■ Task requirements ■
Give every line from the entries that contains "marker".

(Dataset records on visual material)
* BEGIN *
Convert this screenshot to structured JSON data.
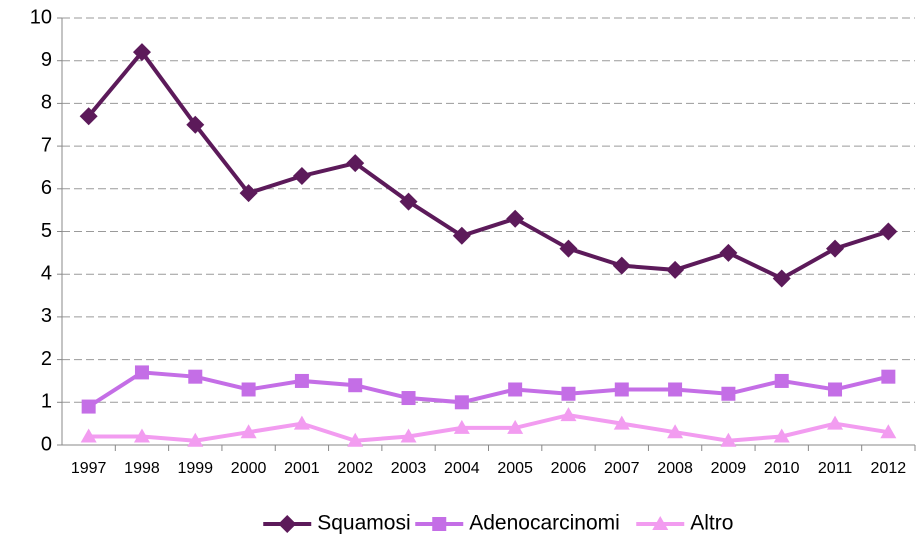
{
  "chart_data": {
    "type": "line",
    "categories": [
      "1997",
      "1998",
      "1999",
      "2000",
      "2001",
      "2002",
      "2003",
      "2004",
      "2005",
      "2006",
      "2007",
      "2008",
      "2009",
      "2010",
      "2011",
      "2012"
    ],
    "series": [
      {
        "name": "Squamosi",
        "color": "#5c1a5a",
        "marker": "diamond",
        "values": [
          7.7,
          9.2,
          7.5,
          5.9,
          6.3,
          6.6,
          5.7,
          4.9,
          5.3,
          4.6,
          4.2,
          4.1,
          4.5,
          3.9,
          4.6,
          5.0
        ]
      },
      {
        "name": "Adenocarcinomi",
        "color": "#c46ee6",
        "marker": "square",
        "values": [
          0.9,
          1.7,
          1.6,
          1.3,
          1.5,
          1.4,
          1.1,
          1.0,
          1.3,
          1.2,
          1.3,
          1.3,
          1.2,
          1.5,
          1.3,
          1.6
        ]
      },
      {
        "name": "Altro",
        "color": "#f29cf0",
        "marker": "triangle",
        "values": [
          0.2,
          0.2,
          0.1,
          0.3,
          0.5,
          0.1,
          0.2,
          0.4,
          0.4,
          0.7,
          0.5,
          0.3,
          0.1,
          0.2,
          0.5,
          0.3
        ]
      }
    ],
    "ylim": [
      0,
      10
    ],
    "yticks": [
      0,
      1,
      2,
      3,
      4,
      5,
      6,
      7,
      8,
      9,
      10
    ],
    "grid": true,
    "legend": "bottom"
  }
}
* END *
■ Task solution ■
        "marker": "diamond",
        "marker": "square",
        "marker": "triangle",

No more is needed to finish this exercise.